** begin Recorded information **
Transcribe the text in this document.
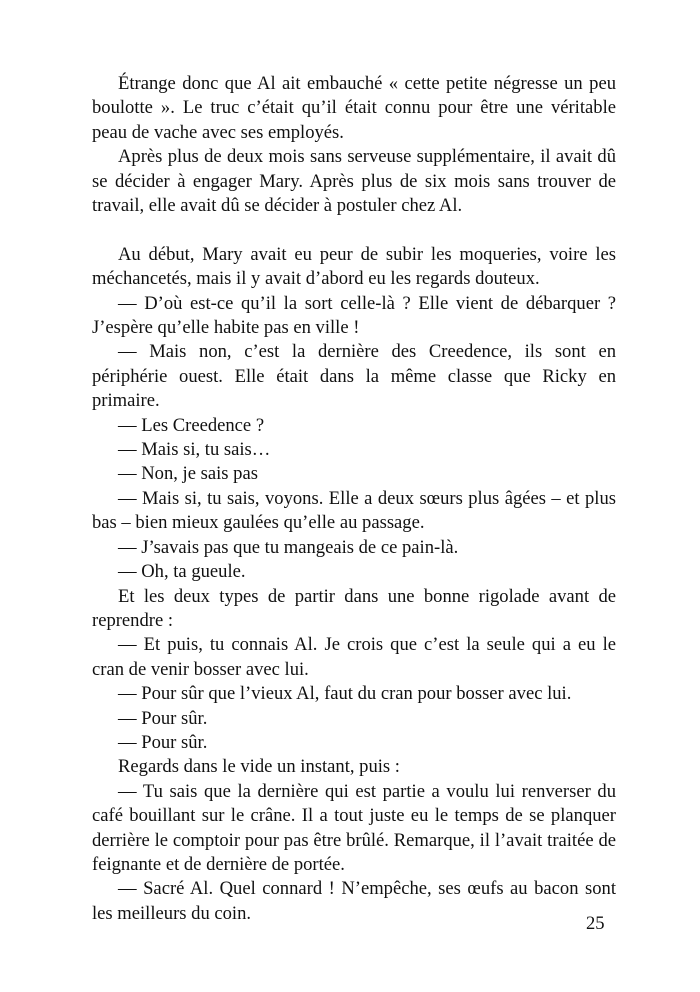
Étrange donc que Al ait embauché « cette petite négresse un peu boulotte ». Le truc c’était qu’il était connu pour être une véritable peau de vache avec ses employés.

Après plus de deux mois sans serveuse supplémentaire, il avait dû se décider à engager Mary. Après plus de six mois sans trouver de travail, elle avait dû se décider à postuler chez Al.

Au début, Mary avait eu peur de subir les moqueries, voire les méchancetés, mais il y avait d’abord eu les regards douteux.

— D’où est-ce qu’il la sort celle-là ? Elle vient de débarquer ? J’espère qu’elle habite pas en ville !

— Mais non, c’est la dernière des Creedence, ils sont en périphérie ouest. Elle était dans la même classe que Ricky en primaire.

— Les Creedence ?

— Mais si, tu sais…

— Non, je sais pas

— Mais si, tu sais, voyons. Elle a deux sœurs plus âgées – et plus bas – bien mieux gaulées qu’elle au passage.

— J’savais pas que tu mangeais de ce pain-là.

— Oh, ta gueule.

Et les deux types de partir dans une bonne rigolade avant de reprendre :

— Et puis, tu connais Al. Je crois que c’est la seule qui a eu le cran de venir bosser avec lui.

— Pour sûr que l’vieux Al, faut du cran pour bosser avec lui.

— Pour sûr.

— Pour sûr.

Regards dans le vide un instant, puis :

— Tu sais que la dernière qui est partie a voulu lui renverser du café bouillant sur le crâne. Il a tout juste eu le temps de se planquer derrière le comptoir pour pas être brûlé. Remarque, il l’avait traitée de feignante et de dernière de portée.

— Sacré Al. Quel connard ! N’empêche, ses œufs au bacon sont les meilleurs du coin.	25
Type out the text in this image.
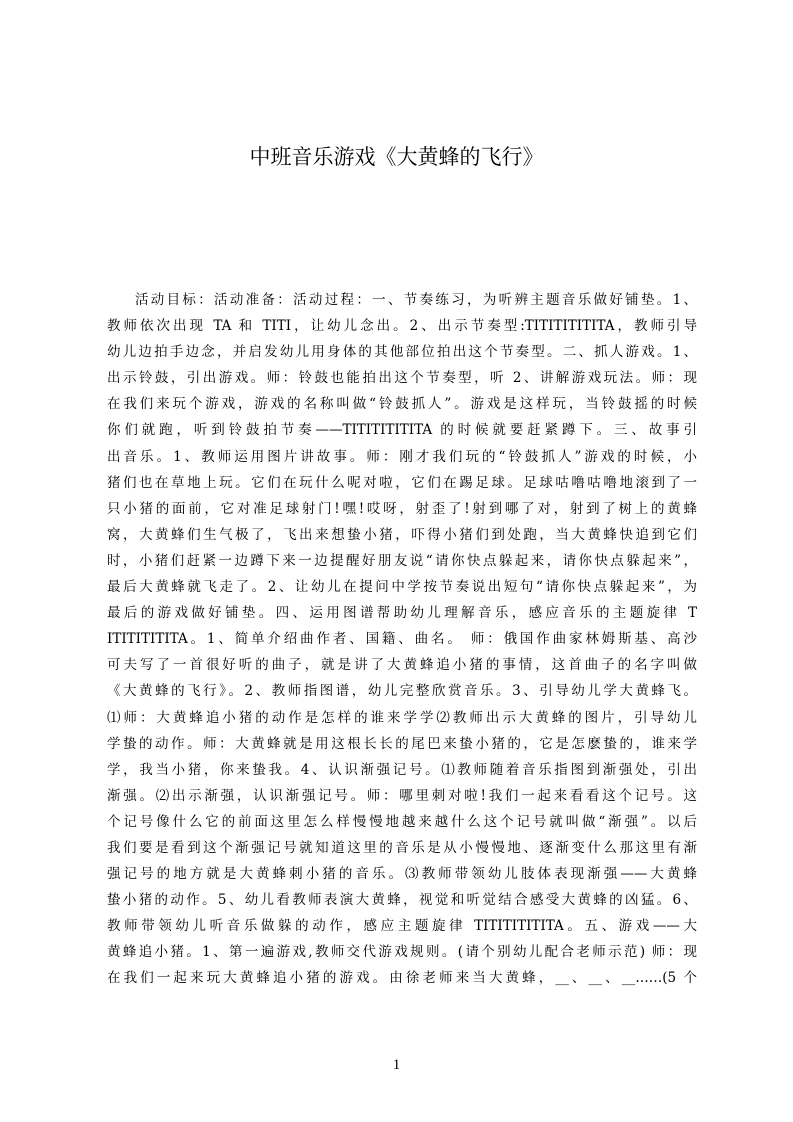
中班音乐游戏《大黄蜂的飞行》
活动目标：活动准备：活动过程：一、节奏练习，为听辨主题音乐做好铺垫。1、
教师依次出现 TA 和 TITI，让幼儿念出。2、出示节奏型:TITITITITITA，教师引导
幼儿边拍手边念，并启发幼儿用身体的其他部位拍出这个节奏型。二、抓人游戏。1、
出示铃鼓，引出游戏。师：铃鼓也能拍出这个节奏型，听 2、讲解游戏玩法。师：现
在我们来玩个游戏，游戏的名称叫做“铃鼓抓人”。游戏是这样玩，当铃鼓摇的时候
你们就跑，听到铃鼓拍节奏——TITITITITITA 的时候就要赶紧蹲下。三、故事引
出音乐。1、教师运用图片讲故事。师：刚才我们玩的“铃鼓抓人”游戏的时候，小
猪们也在草地上玩。它们在玩什么呢对啦，它们在踢足球。足球咕噜咕噜地滚到了一
只小猪的面前，它对准足球射门!嘿!哎呀，射歪了!射到哪了对，射到了树上的黄蜂
窝，大黄蜂们生气极了，飞出来想蛰小猪，吓得小猪们到处跑，当大黄蜂快追到它们
时，小猪们赶紧一边蹲下来一边提醒好朋友说“请你快点躲起来，请你快点躲起来”，
最后大黄蜂就飞走了。2、让幼儿在提问中学按节奏说出短句“请你快点躲起来”，为
最后的游戏做好铺垫。四、运用图谱帮助幼儿理解音乐，感应音乐的主题旋律 T
ITITITITITA。1、简单介绍曲作者、国籍、曲名。 师：俄国作曲家林姆斯基、高沙
可夫写了一首很好听的曲子，就是讲了大黄蜂追小猪的事情，这首曲子的名字叫做
《大黄蜂的飞行》。2、教师指图谱，幼儿完整欣赏音乐。3、引导幼儿学大黄蜂飞。
⑴师：大黄蜂追小猪的动作是怎样的谁来学学⑵教师出示大黄蜂的图片，引导幼儿
学蛰的动作。师：大黄蜂就是用这根长长的尾巴来蛰小猪的，它是怎麽蛰的，谁来学
学，我当小猪，你来蛰我。4、认识渐强记号。⑴教师随着音乐指图到渐强处，引出
渐强。⑵出示渐强，认识渐强记号。师：哪里刺对啦!我们一起来看看这个记号。这
个记号像什么它的前面这里怎么样慢慢地越来越什么这个记号就叫做“渐强”。以后
我们要是看到这个渐强记号就知道这里的音乐是从小慢慢地、逐渐变什么那这里有渐
强记号的地方就是大黄蜂刺小猪的音乐。⑶教师带领幼儿肢体表现渐强——大黄蜂
蛰小猪的动作。5、幼儿看教师表演大黄蜂，视觉和听觉结合感受大黄蜂的凶猛。6、
教师带领幼儿听音乐做躲的动作，感应主题旋律 TITITITITITA。五、游戏——大
黄蜂追小猪。1、第一遍游戏,教师交代游戏规则。(请个别幼儿配合老师示范) 师：现
在我们一起来玩大黄蜂追小猪的游戏。由徐老师来当大黄蜂，__、__、__……(5 个
1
** end Recorded information **
Omit the pictures, then quote the rest of the material above exactly.

* [Reply to the exercise]
Transcribe the text in this document.
Étrange donc que Al ait embauché « cette petite négresse un peu boulotte ». Le truc c’était qu’il était connu pour être une véritable peau de vache avec ses employés.

Après plus de deux mois sans serveuse supplémentaire, il avait dû se décider à engager Mary. Après plus de six mois sans trouver de travail, elle avait dû se décider à postuler chez Al.

Au début, Mary avait eu peur de subir les moqueries, voire les méchancetés, mais il y avait d’abord eu les regards douteux.

— D’où est-ce qu’il la sort celle-là ? Elle vient de débarquer ? J’espère qu’elle habite pas en ville !

— Mais non, c’est la dernière des Creedence, ils sont en périphérie ouest. Elle était dans la même classe que Ricky en primaire.

— Les Creedence ?

— Mais si, tu sais…

— Non, je sais pas

— Mais si, tu sais, voyons. Elle a deux sœurs plus âgées – et plus bas – bien mieux gaulées qu’elle au passage.

— J’savais pas que tu mangeais de ce pain-là.

— Oh, ta gueule.

Et les deux types de partir dans une bonne rigolade avant de reprendre :

— Et puis, tu connais Al. Je crois que c’est la seule qui a eu le cran de venir bosser avec lui.

— Pour sûr que l’vieux Al, faut du cran pour bosser avec lui.

— Pour sûr.

— Pour sûr.

Regards dans le vide un instant, puis :

— Tu sais que la dernière qui est partie a voulu lui renverser du café bouillant sur le crâne. Il a tout juste eu le temps de se planquer derrière le comptoir pour pas être brûlé. Remarque, il l’avait traitée de feignante et de dernière de portée.

— Sacré Al. Quel connard ! N’empêche, ses œufs au bacon sont les meilleurs du coin.	25
Type out the text in this image.
中班音乐游戏《大黄蜂的飞行》
活动目标：活动准备：活动过程：一、节奏练习，为听辨主题音乐做好铺垫。1、
教师依次出现 TA 和 TITI，让幼儿念出。2、出示节奏型:TITITITITITA，教师引导
幼儿边拍手边念，并启发幼儿用身体的其他部位拍出这个节奏型。二、抓人游戏。1、
出示铃鼓，引出游戏。师：铃鼓也能拍出这个节奏型，听 2、讲解游戏玩法。师：现
在我们来玩个游戏，游戏的名称叫做“铃鼓抓人”。游戏是这样玩，当铃鼓摇的时候
你们就跑，听到铃鼓拍节奏——TITITITITITA 的时候就要赶紧蹲下。三、故事引
出音乐。1、教师运用图片讲故事。师：刚才我们玩的“铃鼓抓人”游戏的时候，小
猪们也在草地上玩。它们在玩什么呢对啦，它们在踢足球。足球咕噜咕噜地滚到了一
只小猪的面前，它对准足球射门!嘿!哎呀，射歪了!射到哪了对，射到了树上的黄蜂
窝，大黄蜂们生气极了，飞出来想蛰小猪，吓得小猪们到处跑，当大黄蜂快追到它们
时，小猪们赶紧一边蹲下来一边提醒好朋友说“请你快点躲起来，请你快点躲起来”，
最后大黄蜂就飞走了。2、让幼儿在提问中学按节奏说出短句“请你快点躲起来”，为
最后的游戏做好铺垫。四、运用图谱帮助幼儿理解音乐，感应音乐的主题旋律 T
ITITITITITA。1、简单介绍曲作者、国籍、曲名。 师：俄国作曲家林姆斯基、高沙
可夫写了一首很好听的曲子，就是讲了大黄蜂追小猪的事情，这首曲子的名字叫做
《大黄蜂的飞行》。2、教师指图谱，幼儿完整欣赏音乐。3、引导幼儿学大黄蜂飞。
⑴师：大黄蜂追小猪的动作是怎样的谁来学学⑵教师出示大黄蜂的图片，引导幼儿
学蛰的动作。师：大黄蜂就是用这根长长的尾巴来蛰小猪的，它是怎麽蛰的，谁来学
学，我当小猪，你来蛰我。4、认识渐强记号。⑴教师随着音乐指图到渐强处，引出
渐强。⑵出示渐强，认识渐强记号。师：哪里刺对啦!我们一起来看看这个记号。这
个记号像什么它的前面这里怎么样慢慢地越来越什么这个记号就叫做“渐强”。以后
我们要是看到这个渐强记号就知道这里的音乐是从小慢慢地、逐渐变什么那这里有渐
强记号的地方就是大黄蜂刺小猪的音乐。⑶教师带领幼儿肢体表现渐强——大黄蜂
蛰小猪的动作。5、幼儿看教师表演大黄蜂，视觉和听觉结合感受大黄蜂的凶猛。6、
教师带领幼儿听音乐做躲的动作，感应主题旋律 TITITITITITA。五、游戏——大
黄蜂追小猪。1、第一遍游戏,教师交代游戏规则。(请个别幼儿配合老师示范) 师：现
在我们一起来玩大黄蜂追小猪的游戏。由徐老师来当大黄蜂，__、__、__……(5 个
1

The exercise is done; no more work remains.